[Written task]
Could you copy down every line of the records below word for word, leaving out the pictures?

[Exercise material]
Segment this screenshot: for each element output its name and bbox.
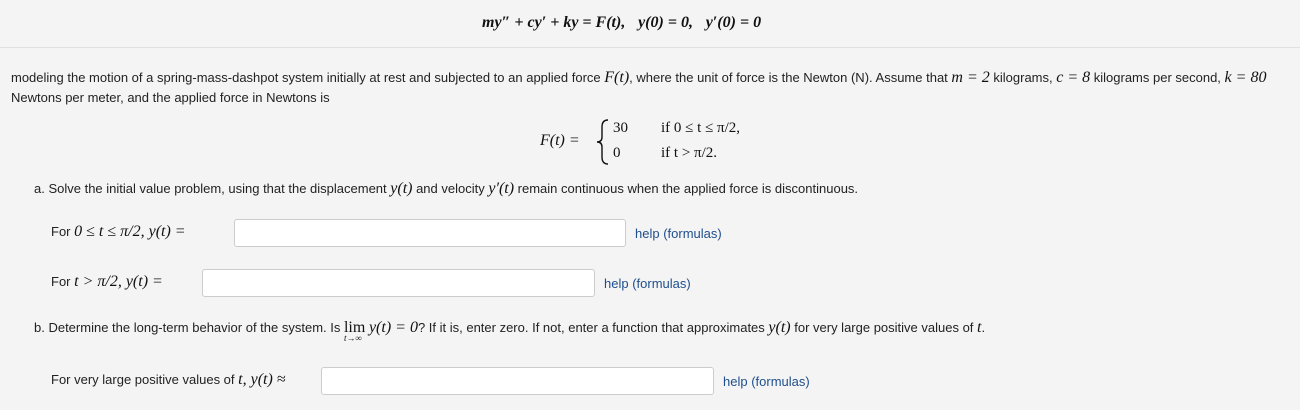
answer1-label: For 0 ≤ t ≤ π/2, y(t) = [51, 223, 186, 240]
answer3-label: For very large positive values of t, y(t… [51, 371, 286, 388]
help-formulas-link-3[interactable]: help (formulas) [723, 374, 810, 389]
answer3-input[interactable] [321, 367, 714, 395]
part-a-question: a. Solve the initial value problem, usin… [34, 180, 859, 197]
force-case1-condition: if 0 ≤ t ≤ π/2, [661, 120, 741, 136]
piecewise-brace-icon [596, 119, 609, 165]
differential-equation: my″ + cy′ + ky = F(t), y(0) = 0, y′(0) =… [482, 14, 762, 31]
answer1-input[interactable] [234, 219, 626, 247]
force-case1-value: 30 [613, 120, 628, 136]
answer2-input[interactable] [202, 269, 595, 297]
answer2-label: For t > π/2, y(t) = [51, 273, 163, 290]
divider [0, 47, 1300, 48]
problem-intro: modeling the motion of a spring-mass-das… [11, 69, 1267, 105]
help-formulas-link-2[interactable]: help (formulas) [604, 276, 691, 291]
part-b-question: b. Determine the long-term behavior of t… [34, 319, 986, 343]
force-function-label: F(t) = [540, 132, 580, 149]
help-formulas-link-1[interactable]: help (formulas) [635, 226, 722, 241]
force-case2-condition: if t > π/2. [661, 145, 718, 161]
force-case2-value: 0 [613, 145, 621, 161]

[Problem solution]
Segment this screenshot: for each element output its name and bbox.
answer1-label: For 0 ≤ t ≤ π/2, y(t) = [51, 223, 186, 240]
answer3-label: For very large positive values of t, y(t… [51, 371, 286, 388]
help-formulas-link-3[interactable]: help (formulas) [723, 374, 810, 389]
answer3-input[interactable] [321, 367, 714, 395]
part-a-question: a. Solve the initial value problem, usin… [34, 180, 859, 197]
force-case1-condition: if 0 ≤ t ≤ π/2, [661, 120, 741, 136]
piecewise-brace-icon [596, 119, 609, 165]
differential-equation: my″ + cy′ + ky = F(t), y(0) = 0, y′(0) =… [482, 14, 762, 31]
answer1-input[interactable] [234, 219, 626, 247]
force-case1-value: 30 [613, 120, 628, 136]
answer2-input[interactable] [202, 269, 595, 297]
answer2-label: For t > π/2, y(t) = [51, 273, 163, 290]
divider [0, 47, 1300, 48]
problem-intro: modeling the motion of a spring-mass-das… [11, 69, 1267, 105]
help-formulas-link-2[interactable]: help (formulas) [604, 276, 691, 291]
part-b-question: b. Determine the long-term behavior of t… [34, 319, 986, 343]
force-function-label: F(t) = [540, 132, 580, 149]
help-formulas-link-1[interactable]: help (formulas) [635, 226, 722, 241]
force-case2-condition: if t > π/2. [661, 145, 718, 161]
force-case2-value: 0 [613, 145, 621, 161]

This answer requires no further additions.